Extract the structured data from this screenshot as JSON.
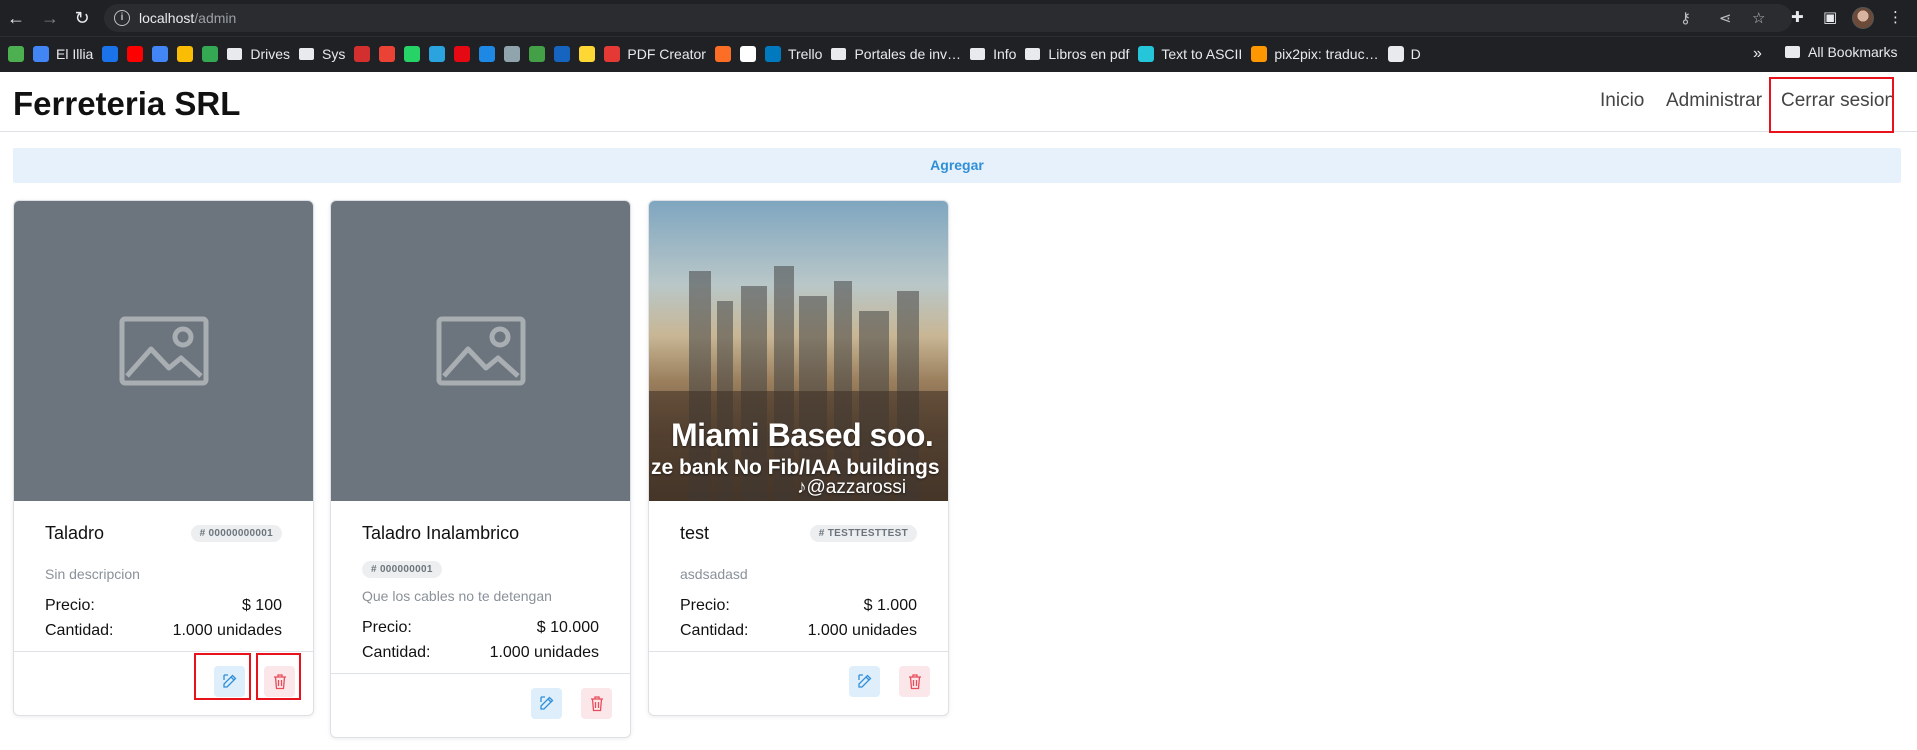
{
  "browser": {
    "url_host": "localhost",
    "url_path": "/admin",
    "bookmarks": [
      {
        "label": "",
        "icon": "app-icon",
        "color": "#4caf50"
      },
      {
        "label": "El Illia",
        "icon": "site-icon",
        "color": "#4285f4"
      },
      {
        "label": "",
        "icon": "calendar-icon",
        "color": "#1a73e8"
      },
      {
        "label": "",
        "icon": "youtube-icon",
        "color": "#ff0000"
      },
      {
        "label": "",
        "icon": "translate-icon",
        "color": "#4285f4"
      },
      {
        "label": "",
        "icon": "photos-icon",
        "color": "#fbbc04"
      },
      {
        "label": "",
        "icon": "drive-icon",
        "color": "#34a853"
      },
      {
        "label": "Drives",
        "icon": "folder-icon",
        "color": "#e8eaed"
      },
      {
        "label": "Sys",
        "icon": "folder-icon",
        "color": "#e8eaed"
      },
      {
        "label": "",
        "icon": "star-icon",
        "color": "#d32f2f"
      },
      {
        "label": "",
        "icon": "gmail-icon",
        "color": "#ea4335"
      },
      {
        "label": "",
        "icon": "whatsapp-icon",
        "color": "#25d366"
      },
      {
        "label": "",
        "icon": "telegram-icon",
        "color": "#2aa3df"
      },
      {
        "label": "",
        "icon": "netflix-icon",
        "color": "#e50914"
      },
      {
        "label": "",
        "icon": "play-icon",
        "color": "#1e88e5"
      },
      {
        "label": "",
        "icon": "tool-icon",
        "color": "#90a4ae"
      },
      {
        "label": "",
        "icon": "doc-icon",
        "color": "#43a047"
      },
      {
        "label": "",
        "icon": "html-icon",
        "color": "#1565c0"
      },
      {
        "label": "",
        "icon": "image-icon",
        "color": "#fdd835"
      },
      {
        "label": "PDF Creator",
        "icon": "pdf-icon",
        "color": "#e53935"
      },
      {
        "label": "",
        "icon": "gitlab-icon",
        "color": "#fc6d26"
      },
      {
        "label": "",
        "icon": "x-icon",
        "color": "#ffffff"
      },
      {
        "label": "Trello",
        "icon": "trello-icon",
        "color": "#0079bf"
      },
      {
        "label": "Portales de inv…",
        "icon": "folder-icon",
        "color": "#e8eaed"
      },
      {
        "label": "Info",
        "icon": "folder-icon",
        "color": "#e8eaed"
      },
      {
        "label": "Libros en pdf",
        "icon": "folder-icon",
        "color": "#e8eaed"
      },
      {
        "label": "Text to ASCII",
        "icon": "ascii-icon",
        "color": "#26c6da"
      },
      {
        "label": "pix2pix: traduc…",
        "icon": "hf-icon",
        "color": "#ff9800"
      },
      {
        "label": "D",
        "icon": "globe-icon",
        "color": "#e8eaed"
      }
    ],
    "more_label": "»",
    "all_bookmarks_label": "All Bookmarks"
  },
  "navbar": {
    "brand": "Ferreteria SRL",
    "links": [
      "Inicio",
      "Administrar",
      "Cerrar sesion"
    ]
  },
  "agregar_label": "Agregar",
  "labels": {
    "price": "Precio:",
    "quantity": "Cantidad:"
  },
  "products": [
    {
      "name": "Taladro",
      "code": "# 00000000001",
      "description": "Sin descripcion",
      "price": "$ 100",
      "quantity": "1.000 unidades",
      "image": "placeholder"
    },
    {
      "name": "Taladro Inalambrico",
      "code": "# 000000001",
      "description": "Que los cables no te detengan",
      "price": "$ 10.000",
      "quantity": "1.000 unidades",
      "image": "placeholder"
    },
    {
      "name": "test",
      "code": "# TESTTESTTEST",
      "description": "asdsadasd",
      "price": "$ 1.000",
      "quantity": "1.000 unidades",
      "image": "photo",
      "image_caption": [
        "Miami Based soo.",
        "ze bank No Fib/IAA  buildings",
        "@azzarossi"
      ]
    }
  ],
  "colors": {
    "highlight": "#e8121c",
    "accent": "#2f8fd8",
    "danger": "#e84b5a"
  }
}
* * * *
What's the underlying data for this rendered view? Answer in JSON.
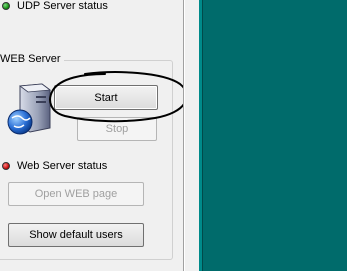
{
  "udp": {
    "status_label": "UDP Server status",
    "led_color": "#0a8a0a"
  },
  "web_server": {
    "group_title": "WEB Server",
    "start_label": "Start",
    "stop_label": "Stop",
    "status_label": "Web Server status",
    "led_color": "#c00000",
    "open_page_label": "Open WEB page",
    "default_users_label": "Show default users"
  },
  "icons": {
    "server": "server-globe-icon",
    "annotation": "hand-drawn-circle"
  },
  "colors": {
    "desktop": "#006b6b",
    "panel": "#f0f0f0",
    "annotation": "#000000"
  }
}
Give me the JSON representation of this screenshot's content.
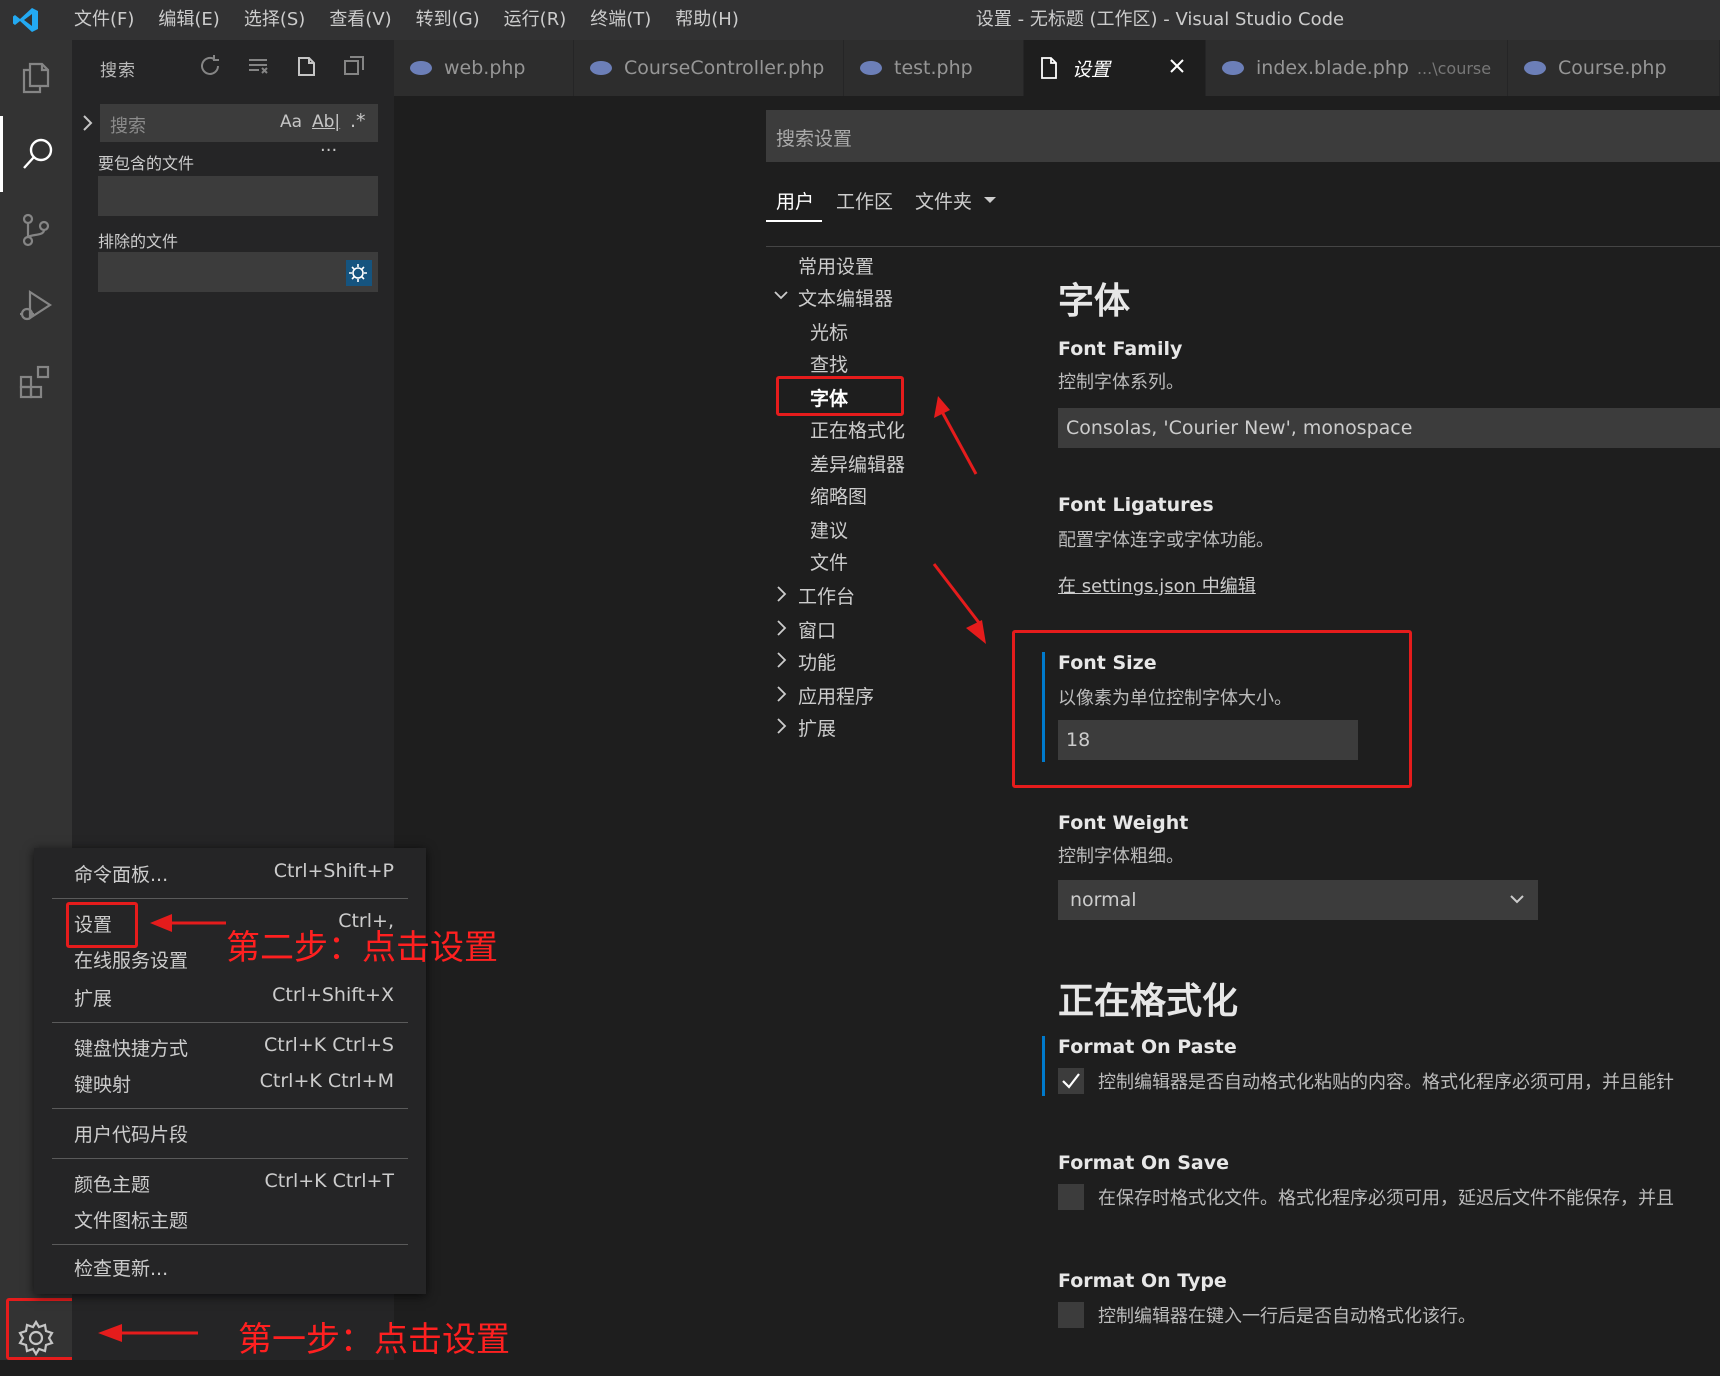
* * * *
WHAT THE TASK ASKS:
Set down nothing but the lines from the one holding "What's the underlying" through the one holding "Give me the", both included, exactly as they appear; any picture is left out.

TASK RESULT:
What's the underlying data for this rendered view? Answer in JSON.
{
  "udp": {
    "status_label": "UDP Server status",
    "led_color": "#0a8a0a"
  },
  "web_server": {
    "group_title": "WEB Server",
    "start_label": "Start",
    "stop_label": "Stop",
    "status_label": "Web Server status",
    "led_color": "#c00000",
    "open_page_label": "Open WEB page",
    "default_users_label": "Show default users"
  },
  "icons": {
    "server": "server-globe-icon",
    "annotation": "hand-drawn-circle"
  },
  "colors": {
    "desktop": "#006b6b",
    "panel": "#f0f0f0",
    "annotation": "#000000"
  }
}
Give me the JSON representation of this screenshot's content.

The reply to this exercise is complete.